INPUT DATA
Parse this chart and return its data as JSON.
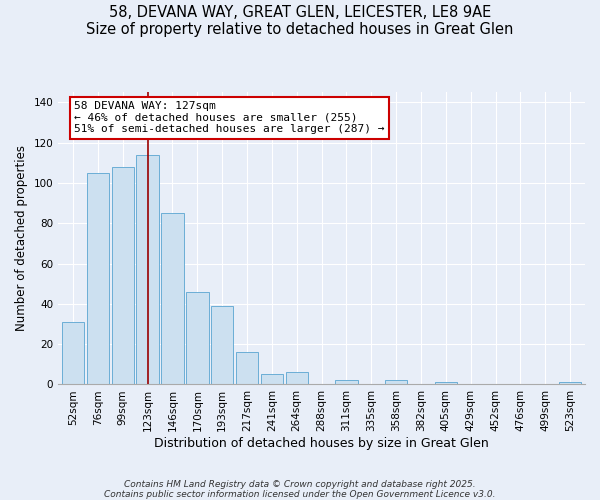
{
  "title": "58, DEVANA WAY, GREAT GLEN, LEICESTER, LE8 9AE",
  "subtitle": "Size of property relative to detached houses in Great Glen",
  "xlabel": "Distribution of detached houses by size in Great Glen",
  "ylabel": "Number of detached properties",
  "bar_labels": [
    "52sqm",
    "76sqm",
    "99sqm",
    "123sqm",
    "146sqm",
    "170sqm",
    "193sqm",
    "217sqm",
    "241sqm",
    "264sqm",
    "288sqm",
    "311sqm",
    "335sqm",
    "358sqm",
    "382sqm",
    "405sqm",
    "429sqm",
    "452sqm",
    "476sqm",
    "499sqm",
    "523sqm"
  ],
  "bar_values": [
    31,
    105,
    108,
    114,
    85,
    46,
    39,
    16,
    5,
    6,
    0,
    2,
    0,
    2,
    0,
    1,
    0,
    0,
    0,
    0,
    1
  ],
  "bar_color": "#cce0f0",
  "bar_edge_color": "#6baed6",
  "vline_x_index": 3,
  "vline_color": "#990000",
  "annotation_title": "58 DEVANA WAY: 127sqm",
  "annotation_line1": "← 46% of detached houses are smaller (255)",
  "annotation_line2": "51% of semi-detached houses are larger (287) →",
  "annotation_box_color": "#ffffff",
  "annotation_box_edge": "#cc0000",
  "ylim": [
    0,
    145
  ],
  "yticks": [
    0,
    20,
    40,
    60,
    80,
    100,
    120,
    140
  ],
  "footer1": "Contains HM Land Registry data © Crown copyright and database right 2025.",
  "footer2": "Contains public sector information licensed under the Open Government Licence v3.0.",
  "bg_color": "#e8eef8",
  "plot_bg_color": "#e8eef8",
  "title_fontsize": 10.5,
  "xlabel_fontsize": 9,
  "ylabel_fontsize": 8.5,
  "tick_fontsize": 7.5,
  "footer_fontsize": 6.5,
  "annotation_fontsize": 8
}
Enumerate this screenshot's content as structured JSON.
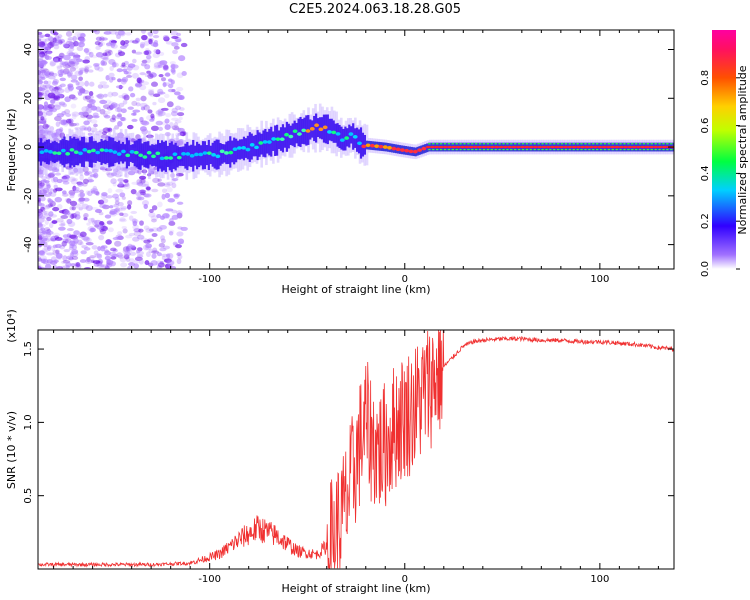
{
  "title": "C2E5.2024.063.18.28.G05",
  "chart_data": [
    {
      "type": "heatmap",
      "xlabel": "Height of straight line (km)",
      "ylabel": "Frequency (Hz)",
      "xlim": [
        -188,
        138
      ],
      "ylim": [
        -50,
        48
      ],
      "xticks": [
        -100,
        0,
        100
      ],
      "yticks": [
        -40,
        -20,
        0,
        20,
        40
      ],
      "colorbar": {
        "label": "Normalized spectral amplitude",
        "range": [
          0,
          1
        ],
        "ticks": [
          "0.0",
          "0.2",
          "0.4",
          "0.6",
          "0.8"
        ]
      },
      "ridge": [
        {
          "x": -188,
          "f": -2
        },
        {
          "x": -150,
          "f": -2
        },
        {
          "x": -120,
          "f": -4
        },
        {
          "x": -95,
          "f": -3
        },
        {
          "x": -80,
          "f": 0
        },
        {
          "x": -65,
          "f": 3
        },
        {
          "x": -55,
          "f": 6
        },
        {
          "x": -45,
          "f": 8
        },
        {
          "x": -38,
          "f": 7
        },
        {
          "x": -32,
          "f": 3
        },
        {
          "x": -28,
          "f": 5
        },
        {
          "x": -22,
          "f": 1
        },
        {
          "x": -10,
          "f": 0
        },
        {
          "x": -3,
          "f": -1
        },
        {
          "x": 5,
          "f": -2
        },
        {
          "x": 12,
          "f": 0
        },
        {
          "x": 138,
          "f": 0
        }
      ]
    },
    {
      "type": "line",
      "xlabel": "Height of straight line (km)",
      "ylabel": "SNR (10 * v/v)",
      "scale_label": "(x10⁴)",
      "xlim": [
        -188,
        138
      ],
      "ylim": [
        0,
        1.63
      ],
      "xticks": [
        -100,
        0,
        100
      ],
      "yticks": [
        "0.5",
        "1.0",
        "1.5"
      ],
      "series": [
        {
          "color": "#f03030",
          "x": [
            -188,
            -160,
            -130,
            -110,
            -95,
            -85,
            -75,
            -65,
            -55,
            -45,
            -38,
            -32,
            -28,
            -24,
            -20,
            -16,
            -12,
            -8,
            -4,
            0,
            5,
            10,
            15,
            20,
            25,
            30,
            35,
            40,
            50,
            60,
            70,
            80,
            90,
            100,
            110,
            120,
            130,
            138
          ],
          "y": [
            0.03,
            0.03,
            0.03,
            0.04,
            0.1,
            0.2,
            0.28,
            0.22,
            0.12,
            0.1,
            0.18,
            0.35,
            0.55,
            0.8,
            1.0,
            0.85,
            0.8,
            0.9,
            1.0,
            1.05,
            1.1,
            1.2,
            1.3,
            1.38,
            1.45,
            1.52,
            1.55,
            1.56,
            1.57,
            1.57,
            1.56,
            1.56,
            1.55,
            1.55,
            1.54,
            1.53,
            1.51,
            1.5
          ]
        }
      ]
    }
  ]
}
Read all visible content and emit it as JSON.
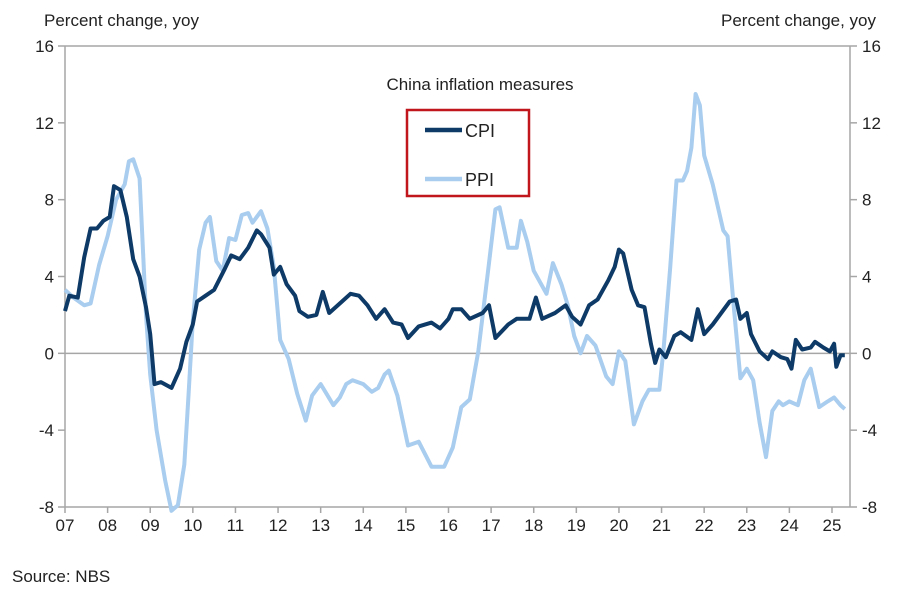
{
  "chart_data": {
    "type": "line",
    "title": "China inflation measures",
    "ylabel_left": "Percent change, yoy",
    "ylabel_right": "Percent change, yoy",
    "source": "Source:  NBS",
    "ylim": [
      -8,
      16
    ],
    "yticks": [
      16,
      12,
      8,
      4,
      0,
      -4,
      -8
    ],
    "xlim": [
      2007,
      2025.4
    ],
    "xticks": [
      2007,
      2008,
      2009,
      2010,
      2011,
      2012,
      2013,
      2014,
      2015,
      2016,
      2017,
      2018,
      2019,
      2020,
      2021,
      2022,
      2023,
      2024,
      2025
    ],
    "xtick_labels": [
      "07",
      "08",
      "09",
      "10",
      "11",
      "12",
      "13",
      "14",
      "15",
      "16",
      "17",
      "18",
      "19",
      "20",
      "21",
      "22",
      "23",
      "24",
      "25"
    ],
    "grid": false,
    "legend": {
      "placement": "top-center",
      "highlight_border_color": "#c0161c"
    },
    "series": [
      {
        "name": "CPI",
        "color": "#0d3a66",
        "points": [
          [
            2007.0,
            2.2
          ],
          [
            2007.1,
            3.0
          ],
          [
            2007.3,
            2.9
          ],
          [
            2007.45,
            5.0
          ],
          [
            2007.6,
            6.5
          ],
          [
            2007.75,
            6.5
          ],
          [
            2007.9,
            6.9
          ],
          [
            2008.05,
            7.1
          ],
          [
            2008.15,
            8.7
          ],
          [
            2008.3,
            8.5
          ],
          [
            2008.45,
            7.1
          ],
          [
            2008.6,
            4.9
          ],
          [
            2008.75,
            4.0
          ],
          [
            2008.9,
            2.4
          ],
          [
            2009.0,
            1.0
          ],
          [
            2009.1,
            -1.6
          ],
          [
            2009.25,
            -1.5
          ],
          [
            2009.5,
            -1.8
          ],
          [
            2009.7,
            -0.8
          ],
          [
            2009.85,
            0.6
          ],
          [
            2010.0,
            1.5
          ],
          [
            2010.1,
            2.7
          ],
          [
            2010.3,
            3.0
          ],
          [
            2010.5,
            3.3
          ],
          [
            2010.75,
            4.4
          ],
          [
            2010.9,
            5.1
          ],
          [
            2011.1,
            4.9
          ],
          [
            2011.3,
            5.5
          ],
          [
            2011.5,
            6.4
          ],
          [
            2011.6,
            6.2
          ],
          [
            2011.8,
            5.5
          ],
          [
            2011.9,
            4.1
          ],
          [
            2012.05,
            4.5
          ],
          [
            2012.2,
            3.6
          ],
          [
            2012.4,
            3.0
          ],
          [
            2012.5,
            2.2
          ],
          [
            2012.7,
            1.9
          ],
          [
            2012.9,
            2.0
          ],
          [
            2013.05,
            3.2
          ],
          [
            2013.2,
            2.1
          ],
          [
            2013.5,
            2.7
          ],
          [
            2013.7,
            3.1
          ],
          [
            2013.9,
            3.0
          ],
          [
            2014.1,
            2.5
          ],
          [
            2014.3,
            1.8
          ],
          [
            2014.5,
            2.3
          ],
          [
            2014.7,
            1.6
          ],
          [
            2014.9,
            1.5
          ],
          [
            2015.05,
            0.8
          ],
          [
            2015.3,
            1.4
          ],
          [
            2015.6,
            1.6
          ],
          [
            2015.8,
            1.3
          ],
          [
            2016.0,
            1.8
          ],
          [
            2016.1,
            2.3
          ],
          [
            2016.3,
            2.3
          ],
          [
            2016.5,
            1.8
          ],
          [
            2016.8,
            2.1
          ],
          [
            2016.95,
            2.5
          ],
          [
            2017.1,
            0.8
          ],
          [
            2017.4,
            1.5
          ],
          [
            2017.6,
            1.8
          ],
          [
            2017.9,
            1.8
          ],
          [
            2018.05,
            2.9
          ],
          [
            2018.2,
            1.8
          ],
          [
            2018.5,
            2.1
          ],
          [
            2018.75,
            2.5
          ],
          [
            2018.9,
            1.9
          ],
          [
            2019.1,
            1.5
          ],
          [
            2019.3,
            2.5
          ],
          [
            2019.5,
            2.8
          ],
          [
            2019.75,
            3.8
          ],
          [
            2019.9,
            4.5
          ],
          [
            2020.0,
            5.4
          ],
          [
            2020.1,
            5.2
          ],
          [
            2020.3,
            3.3
          ],
          [
            2020.45,
            2.5
          ],
          [
            2020.6,
            2.4
          ],
          [
            2020.75,
            0.5
          ],
          [
            2020.85,
            -0.5
          ],
          [
            2020.95,
            0.2
          ],
          [
            2021.1,
            -0.2
          ],
          [
            2021.3,
            0.9
          ],
          [
            2021.45,
            1.1
          ],
          [
            2021.7,
            0.7
          ],
          [
            2021.85,
            2.3
          ],
          [
            2022.0,
            1.0
          ],
          [
            2022.2,
            1.5
          ],
          [
            2022.4,
            2.1
          ],
          [
            2022.6,
            2.7
          ],
          [
            2022.75,
            2.8
          ],
          [
            2022.85,
            1.8
          ],
          [
            2023.0,
            2.1
          ],
          [
            2023.1,
            1.0
          ],
          [
            2023.3,
            0.1
          ],
          [
            2023.5,
            -0.3
          ],
          [
            2023.6,
            0.1
          ],
          [
            2023.8,
            -0.2
          ],
          [
            2023.95,
            -0.3
          ],
          [
            2024.05,
            -0.8
          ],
          [
            2024.15,
            0.7
          ],
          [
            2024.3,
            0.2
          ],
          [
            2024.5,
            0.3
          ],
          [
            2024.6,
            0.6
          ],
          [
            2024.8,
            0.3
          ],
          [
            2024.95,
            0.1
          ],
          [
            2025.05,
            0.5
          ],
          [
            2025.1,
            -0.7
          ],
          [
            2025.2,
            -0.1
          ],
          [
            2025.3,
            -0.1
          ]
        ]
      },
      {
        "name": "PPI",
        "color": "#a9cdee",
        "points": [
          [
            2007.0,
            3.3
          ],
          [
            2007.2,
            2.9
          ],
          [
            2007.45,
            2.5
          ],
          [
            2007.6,
            2.6
          ],
          [
            2007.8,
            4.6
          ],
          [
            2008.0,
            6.1
          ],
          [
            2008.2,
            8.0
          ],
          [
            2008.4,
            8.8
          ],
          [
            2008.5,
            10.0
          ],
          [
            2008.6,
            10.1
          ],
          [
            2008.75,
            9.1
          ],
          [
            2008.9,
            2.0
          ],
          [
            2009.0,
            -1.1
          ],
          [
            2009.15,
            -4.0
          ],
          [
            2009.35,
            -6.6
          ],
          [
            2009.5,
            -8.2
          ],
          [
            2009.65,
            -7.9
          ],
          [
            2009.8,
            -5.8
          ],
          [
            2009.9,
            -2.1
          ],
          [
            2010.0,
            1.7
          ],
          [
            2010.15,
            5.4
          ],
          [
            2010.3,
            6.8
          ],
          [
            2010.4,
            7.1
          ],
          [
            2010.55,
            4.8
          ],
          [
            2010.7,
            4.3
          ],
          [
            2010.85,
            6.0
          ],
          [
            2011.0,
            5.9
          ],
          [
            2011.15,
            7.2
          ],
          [
            2011.3,
            7.3
          ],
          [
            2011.4,
            6.8
          ],
          [
            2011.6,
            7.4
          ],
          [
            2011.75,
            6.5
          ],
          [
            2011.9,
            4.5
          ],
          [
            2012.05,
            0.7
          ],
          [
            2012.25,
            -0.3
          ],
          [
            2012.45,
            -2.1
          ],
          [
            2012.65,
            -3.5
          ],
          [
            2012.8,
            -2.2
          ],
          [
            2013.0,
            -1.6
          ],
          [
            2013.3,
            -2.7
          ],
          [
            2013.45,
            -2.3
          ],
          [
            2013.6,
            -1.6
          ],
          [
            2013.75,
            -1.4
          ],
          [
            2014.0,
            -1.6
          ],
          [
            2014.2,
            -2.0
          ],
          [
            2014.35,
            -1.8
          ],
          [
            2014.5,
            -1.1
          ],
          [
            2014.6,
            -0.9
          ],
          [
            2014.8,
            -2.2
          ],
          [
            2015.05,
            -4.8
          ],
          [
            2015.3,
            -4.6
          ],
          [
            2015.6,
            -5.9
          ],
          [
            2015.9,
            -5.9
          ],
          [
            2016.1,
            -4.9
          ],
          [
            2016.3,
            -2.8
          ],
          [
            2016.5,
            -2.4
          ],
          [
            2016.7,
            0.1
          ],
          [
            2016.95,
            4.7
          ],
          [
            2017.1,
            7.5
          ],
          [
            2017.2,
            7.6
          ],
          [
            2017.4,
            5.5
          ],
          [
            2017.6,
            5.5
          ],
          [
            2017.7,
            6.9
          ],
          [
            2017.85,
            5.8
          ],
          [
            2018.0,
            4.3
          ],
          [
            2018.3,
            3.1
          ],
          [
            2018.45,
            4.7
          ],
          [
            2018.65,
            3.6
          ],
          [
            2018.8,
            2.5
          ],
          [
            2018.95,
            0.9
          ],
          [
            2019.1,
            0.0
          ],
          [
            2019.25,
            0.9
          ],
          [
            2019.45,
            0.4
          ],
          [
            2019.7,
            -1.2
          ],
          [
            2019.85,
            -1.6
          ],
          [
            2020.0,
            0.1
          ],
          [
            2020.15,
            -0.4
          ],
          [
            2020.35,
            -3.7
          ],
          [
            2020.55,
            -2.5
          ],
          [
            2020.7,
            -1.9
          ],
          [
            2020.95,
            -1.9
          ],
          [
            2021.05,
            0.3
          ],
          [
            2021.2,
            4.4
          ],
          [
            2021.35,
            9.0
          ],
          [
            2021.5,
            9.0
          ],
          [
            2021.6,
            9.5
          ],
          [
            2021.7,
            10.7
          ],
          [
            2021.8,
            13.5
          ],
          [
            2021.9,
            12.9
          ],
          [
            2022.0,
            10.3
          ],
          [
            2022.2,
            8.8
          ],
          [
            2022.45,
            6.4
          ],
          [
            2022.55,
            6.1
          ],
          [
            2022.7,
            2.3
          ],
          [
            2022.85,
            -1.3
          ],
          [
            2023.0,
            -0.8
          ],
          [
            2023.15,
            -1.4
          ],
          [
            2023.3,
            -3.6
          ],
          [
            2023.45,
            -5.4
          ],
          [
            2023.6,
            -3.0
          ],
          [
            2023.75,
            -2.5
          ],
          [
            2023.85,
            -2.7
          ],
          [
            2024.0,
            -2.5
          ],
          [
            2024.2,
            -2.7
          ],
          [
            2024.35,
            -1.4
          ],
          [
            2024.5,
            -0.8
          ],
          [
            2024.7,
            -2.8
          ],
          [
            2024.9,
            -2.5
          ],
          [
            2025.05,
            -2.3
          ],
          [
            2025.2,
            -2.7
          ],
          [
            2025.3,
            -2.9
          ]
        ]
      }
    ]
  }
}
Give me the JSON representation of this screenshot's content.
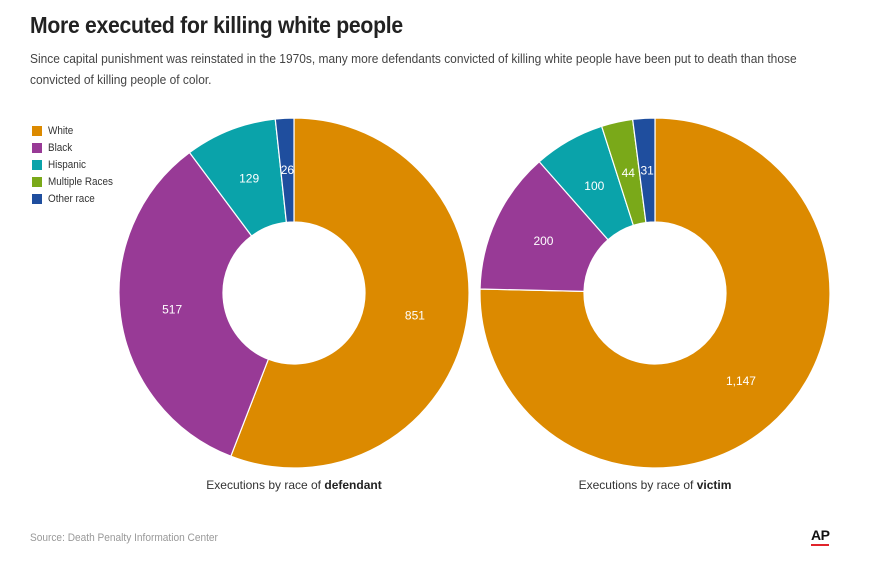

GOAL OF THE EXERCISE
From the data, pick out every line that includes "content".

EXPECTED OUTPUT
Enumerate this screenshot's content as structured JSON.
Read all visible content and emit it as JSON.
Give me the JSON representation of this screenshot's content.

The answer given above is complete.